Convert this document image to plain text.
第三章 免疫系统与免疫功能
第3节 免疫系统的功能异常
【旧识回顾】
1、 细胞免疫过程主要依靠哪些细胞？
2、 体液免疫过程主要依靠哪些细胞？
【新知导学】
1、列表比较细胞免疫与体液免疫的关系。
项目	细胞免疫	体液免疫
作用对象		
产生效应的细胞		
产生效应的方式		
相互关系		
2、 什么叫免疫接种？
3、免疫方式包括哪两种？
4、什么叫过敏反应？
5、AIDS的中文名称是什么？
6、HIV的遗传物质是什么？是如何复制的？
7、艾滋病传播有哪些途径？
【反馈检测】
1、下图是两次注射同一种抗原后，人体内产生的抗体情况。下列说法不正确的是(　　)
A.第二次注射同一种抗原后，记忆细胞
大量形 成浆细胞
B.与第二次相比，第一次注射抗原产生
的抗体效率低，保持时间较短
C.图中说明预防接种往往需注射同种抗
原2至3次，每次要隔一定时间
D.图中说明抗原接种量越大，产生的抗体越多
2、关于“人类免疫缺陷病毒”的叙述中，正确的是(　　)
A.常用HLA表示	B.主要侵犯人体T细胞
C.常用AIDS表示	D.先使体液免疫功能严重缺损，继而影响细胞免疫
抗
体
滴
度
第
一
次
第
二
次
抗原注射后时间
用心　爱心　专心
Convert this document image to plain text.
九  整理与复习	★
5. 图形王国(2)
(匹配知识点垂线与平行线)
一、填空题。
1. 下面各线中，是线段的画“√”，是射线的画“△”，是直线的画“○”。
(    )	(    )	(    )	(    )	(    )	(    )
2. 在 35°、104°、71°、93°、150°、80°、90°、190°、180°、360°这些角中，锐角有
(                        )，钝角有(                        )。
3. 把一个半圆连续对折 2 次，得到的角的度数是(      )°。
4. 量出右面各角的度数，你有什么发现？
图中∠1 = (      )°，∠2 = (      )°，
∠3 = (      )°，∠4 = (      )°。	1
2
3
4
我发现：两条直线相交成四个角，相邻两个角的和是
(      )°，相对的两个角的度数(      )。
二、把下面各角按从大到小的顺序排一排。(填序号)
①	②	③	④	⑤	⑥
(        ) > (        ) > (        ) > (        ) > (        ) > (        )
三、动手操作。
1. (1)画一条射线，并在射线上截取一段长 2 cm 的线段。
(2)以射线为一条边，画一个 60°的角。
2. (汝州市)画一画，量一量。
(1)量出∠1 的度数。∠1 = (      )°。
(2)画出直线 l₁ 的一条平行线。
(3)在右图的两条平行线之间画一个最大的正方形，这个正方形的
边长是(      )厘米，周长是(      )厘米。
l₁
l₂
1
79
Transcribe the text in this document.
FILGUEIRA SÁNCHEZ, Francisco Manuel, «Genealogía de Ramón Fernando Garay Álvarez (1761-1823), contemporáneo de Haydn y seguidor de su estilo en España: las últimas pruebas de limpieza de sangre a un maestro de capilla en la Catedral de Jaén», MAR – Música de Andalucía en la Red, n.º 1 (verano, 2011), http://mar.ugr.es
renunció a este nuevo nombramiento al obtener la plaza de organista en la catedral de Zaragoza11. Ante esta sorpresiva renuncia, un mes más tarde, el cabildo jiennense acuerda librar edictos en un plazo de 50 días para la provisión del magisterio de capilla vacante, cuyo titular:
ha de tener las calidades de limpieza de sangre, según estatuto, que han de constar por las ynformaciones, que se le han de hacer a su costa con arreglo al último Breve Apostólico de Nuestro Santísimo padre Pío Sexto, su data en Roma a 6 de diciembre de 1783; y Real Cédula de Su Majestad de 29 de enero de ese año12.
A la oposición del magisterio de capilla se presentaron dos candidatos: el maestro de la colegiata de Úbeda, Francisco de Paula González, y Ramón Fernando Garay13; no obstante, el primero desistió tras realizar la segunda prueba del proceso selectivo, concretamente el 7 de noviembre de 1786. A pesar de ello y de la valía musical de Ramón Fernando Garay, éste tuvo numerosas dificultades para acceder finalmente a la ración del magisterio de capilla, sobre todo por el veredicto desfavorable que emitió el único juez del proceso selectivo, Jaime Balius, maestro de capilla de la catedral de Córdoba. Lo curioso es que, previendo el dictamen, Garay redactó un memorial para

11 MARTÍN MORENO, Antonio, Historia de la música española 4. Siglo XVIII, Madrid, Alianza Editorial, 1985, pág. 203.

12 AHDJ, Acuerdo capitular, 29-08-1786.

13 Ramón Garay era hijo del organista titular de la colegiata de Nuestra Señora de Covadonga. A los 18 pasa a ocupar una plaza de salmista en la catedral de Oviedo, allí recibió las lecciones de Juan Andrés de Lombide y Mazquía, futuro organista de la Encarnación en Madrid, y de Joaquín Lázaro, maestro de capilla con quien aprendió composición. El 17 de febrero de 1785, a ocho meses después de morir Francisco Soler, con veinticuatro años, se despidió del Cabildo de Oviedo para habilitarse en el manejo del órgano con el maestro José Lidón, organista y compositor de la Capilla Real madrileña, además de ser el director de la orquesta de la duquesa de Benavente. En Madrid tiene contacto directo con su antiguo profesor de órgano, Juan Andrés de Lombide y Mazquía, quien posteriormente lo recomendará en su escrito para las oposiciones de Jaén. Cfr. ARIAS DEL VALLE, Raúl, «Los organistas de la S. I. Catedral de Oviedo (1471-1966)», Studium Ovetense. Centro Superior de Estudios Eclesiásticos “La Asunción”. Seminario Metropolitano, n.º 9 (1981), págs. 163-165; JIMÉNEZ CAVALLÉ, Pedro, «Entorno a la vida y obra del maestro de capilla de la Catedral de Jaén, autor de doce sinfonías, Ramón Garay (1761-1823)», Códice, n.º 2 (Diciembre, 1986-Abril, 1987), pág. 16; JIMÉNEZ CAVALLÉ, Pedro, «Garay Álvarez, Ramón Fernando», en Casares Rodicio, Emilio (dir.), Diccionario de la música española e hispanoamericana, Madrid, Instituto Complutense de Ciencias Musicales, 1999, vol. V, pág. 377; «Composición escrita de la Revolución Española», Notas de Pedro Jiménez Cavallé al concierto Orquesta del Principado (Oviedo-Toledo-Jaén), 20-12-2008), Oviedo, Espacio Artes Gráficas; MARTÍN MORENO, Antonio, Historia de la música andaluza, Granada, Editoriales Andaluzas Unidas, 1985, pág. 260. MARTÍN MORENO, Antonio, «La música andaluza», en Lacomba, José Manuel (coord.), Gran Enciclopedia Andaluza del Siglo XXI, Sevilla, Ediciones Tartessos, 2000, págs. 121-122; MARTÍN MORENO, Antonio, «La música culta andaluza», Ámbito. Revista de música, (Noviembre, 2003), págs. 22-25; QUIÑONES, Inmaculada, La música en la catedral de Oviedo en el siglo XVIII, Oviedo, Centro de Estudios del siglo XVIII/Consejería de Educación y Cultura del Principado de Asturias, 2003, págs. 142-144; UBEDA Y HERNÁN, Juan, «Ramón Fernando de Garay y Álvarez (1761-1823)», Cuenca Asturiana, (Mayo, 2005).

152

Required task:
Take the entries above and copy them out exactly.

Completed task:
Convert this document image to plain text.
第三章 免疫系统与免疫功能
第3节 免疫系统的功能异常
【旧识回顾】
1、 细胞免疫过程主要依靠哪些细胞？
2、 体液免疫过程主要依靠哪些细胞？
【新知导学】
1、列表比较细胞免疫与体液免疫的关系。
项目	细胞免疫	体液免疫
作用对象		
产生效应的细胞		
产生效应的方式		
相互关系		
2、 什么叫免疫接种？
3、免疫方式包括哪两种？
4、什么叫过敏反应？
5、AIDS的中文名称是什么？
6、HIV的遗传物质是什么？是如何复制的？
7、艾滋病传播有哪些途径？
【反馈检测】
1、下图是两次注射同一种抗原后，人体内产生的抗体情况。下列说法不正确的是(　　)
A.第二次注射同一种抗原后，记忆细胞
大量形 成浆细胞
B.与第二次相比，第一次注射抗原产生
的抗体效率低，保持时间较短
C.图中说明预防接种往往需注射同种抗
原2至3次，每次要隔一定时间
D.图中说明抗原接种量越大，产生的抗体越多
2、关于“人类免疫缺陷病毒”的叙述中，正确的是(　　)
A.常用HLA表示	B.主要侵犯人体T细胞
C.常用AIDS表示	D.先使体液免疫功能严重缺损，继而影响细胞免疫
抗
体
滴
度
第
一
次
第
二
次
抗原注射后时间
用心　爱心　专心
Convert this document image to plain text.
九  整理与复习	★
5. 图形王国(2)
(匹配知识点垂线与平行线)
一、填空题。
1. 下面各线中，是线段的画“√”，是射线的画“△”，是直线的画“○”。
(    )	(    )	(    )	(    )	(    )	(    )
2. 在 35°、104°、71°、93°、150°、80°、90°、190°、180°、360°这些角中，锐角有
(                        )，钝角有(                        )。
3. 把一个半圆连续对折 2 次，得到的角的度数是(      )°。
4. 量出右面各角的度数，你有什么发现？
图中∠1 = (      )°，∠2 = (      )°，
∠3 = (      )°，∠4 = (      )°。	1
2
3
4
我发现：两条直线相交成四个角，相邻两个角的和是
(      )°，相对的两个角的度数(      )。
二、把下面各角按从大到小的顺序排一排。(填序号)
①	②	③	④	⑤	⑥
(        ) > (        ) > (        ) > (        ) > (        ) > (        )
三、动手操作。
1. (1)画一条射线，并在射线上截取一段长 2 cm 的线段。
(2)以射线为一条边，画一个 60°的角。
2. (汝州市)画一画，量一量。
(1)量出∠1 的度数。∠1 = (      )°。
(2)画出直线 l₁ 的一条平行线。
(3)在右图的两条平行线之间画一个最大的正方形，这个正方形的
边长是(      )厘米，周长是(      )厘米。
l₁
l₂
1
79
Transcribe the text in this document.
FILGUEIRA SÁNCHEZ, Francisco Manuel, «Genealogía de Ramón Fernando Garay Álvarez (1761-1823), contemporáneo de Haydn y seguidor de su estilo en España: las últimas pruebas de limpieza de sangre a un maestro de capilla en la Catedral de Jaén», MAR – Música de Andalucía en la Red, n.º 1 (verano, 2011), http://mar.ugr.es
renunció a este nuevo nombramiento al obtener la plaza de organista en la catedral de Zaragoza11. Ante esta sorpresiva renuncia, un mes más tarde, el cabildo jiennense acuerda librar edictos en un plazo de 50 días para la provisión del magisterio de capilla vacante, cuyo titular:
ha de tener las calidades de limpieza de sangre, según estatuto, que han de constar por las ynformaciones, que se le han de hacer a su costa con arreglo al último Breve Apostólico de Nuestro Santísimo padre Pío Sexto, su data en Roma a 6 de diciembre de 1783; y Real Cédula de Su Majestad de 29 de enero de ese año12.
A la oposición del magisterio de capilla se presentaron dos candidatos: el maestro de la colegiata de Úbeda, Francisco de Paula González, y Ramón Fernando Garay13; no obstante, el primero desistió tras realizar la segunda prueba del proceso selectivo, concretamente el 7 de noviembre de 1786. A pesar de ello y de la valía musical de Ramón Fernando Garay, éste tuvo numerosas dificultades para acceder finalmente a la ración del magisterio de capilla, sobre todo por el veredicto desfavorable que emitió el único juez del proceso selectivo, Jaime Balius, maestro de capilla de la catedral de Córdoba. Lo curioso es que, previendo el dictamen, Garay redactó un memorial para

11 MARTÍN MORENO, Antonio, Historia de la música española 4. Siglo XVIII, Madrid, Alianza Editorial, 1985, pág. 203.

12 AHDJ, Acuerdo capitular, 29-08-1786.

13 Ramón Garay era hijo del organista titular de la colegiata de Nuestra Señora de Covadonga. A los 18 pasa a ocupar una plaza de salmista en la catedral de Oviedo, allí recibió las lecciones de Juan Andrés de Lombide y Mazquía, futuro organista de la Encarnación en Madrid, y de Joaquín Lázaro, maestro de capilla con quien aprendió composición. El 17 de febrero de 1785, a ocho meses después de morir Francisco Soler, con veinticuatro años, se despidió del Cabildo de Oviedo para habilitarse en el manejo del órgano con el maestro José Lidón, organista y compositor de la Capilla Real madrileña, además de ser el director de la orquesta de la duquesa de Benavente. En Madrid tiene contacto directo con su antiguo profesor de órgano, Juan Andrés de Lombide y Mazquía, quien posteriormente lo recomendará en su escrito para las oposiciones de Jaén. Cfr. ARIAS DEL VALLE, Raúl, «Los organistas de la S. I. Catedral de Oviedo (1471-1966)», Studium Ovetense. Centro Superior de Estudios Eclesiásticos “La Asunción”. Seminario Metropolitano, n.º 9 (1981), págs. 163-165; JIMÉNEZ CAVALLÉ, Pedro, «Entorno a la vida y obra del maestro de capilla de la Catedral de Jaén, autor de doce sinfonías, Ramón Garay (1761-1823)», Códice, n.º 2 (Diciembre, 1986-Abril, 1987), pág. 16; JIMÉNEZ CAVALLÉ, Pedro, «Garay Álvarez, Ramón Fernando», en Casares Rodicio, Emilio (dir.), Diccionario de la música española e hispanoamericana, Madrid, Instituto Complutense de Ciencias Musicales, 1999, vol. V, pág. 377; «Composición escrita de la Revolución Española», Notas de Pedro Jiménez Cavallé al concierto Orquesta del Principado (Oviedo-Toledo-Jaén), 20-12-2008), Oviedo, Espacio Artes Gráficas; MARTÍN MORENO, Antonio, Historia de la música andaluza, Granada, Editoriales Andaluzas Unidas, 1985, pág. 260. MARTÍN MORENO, Antonio, «La música andaluza», en Lacomba, José Manuel (coord.), Gran Enciclopedia Andaluza del Siglo XXI, Sevilla, Ediciones Tartessos, 2000, págs. 121-122; MARTÍN MORENO, Antonio, «La música culta andaluza», Ámbito. Revista de música, (Noviembre, 2003), págs. 22-25; QUIÑONES, Inmaculada, La música en la catedral de Oviedo en el siglo XVIII, Oviedo, Centro de Estudios del siglo XVIII/Consejería de Educación y Cultura del Principado de Asturias, 2003, págs. 142-144; UBEDA Y HERNÁN, Juan, «Ramón Fernando de Garay y Álvarez (1761-1823)», Cuenca Asturiana, (Mayo, 2005).

152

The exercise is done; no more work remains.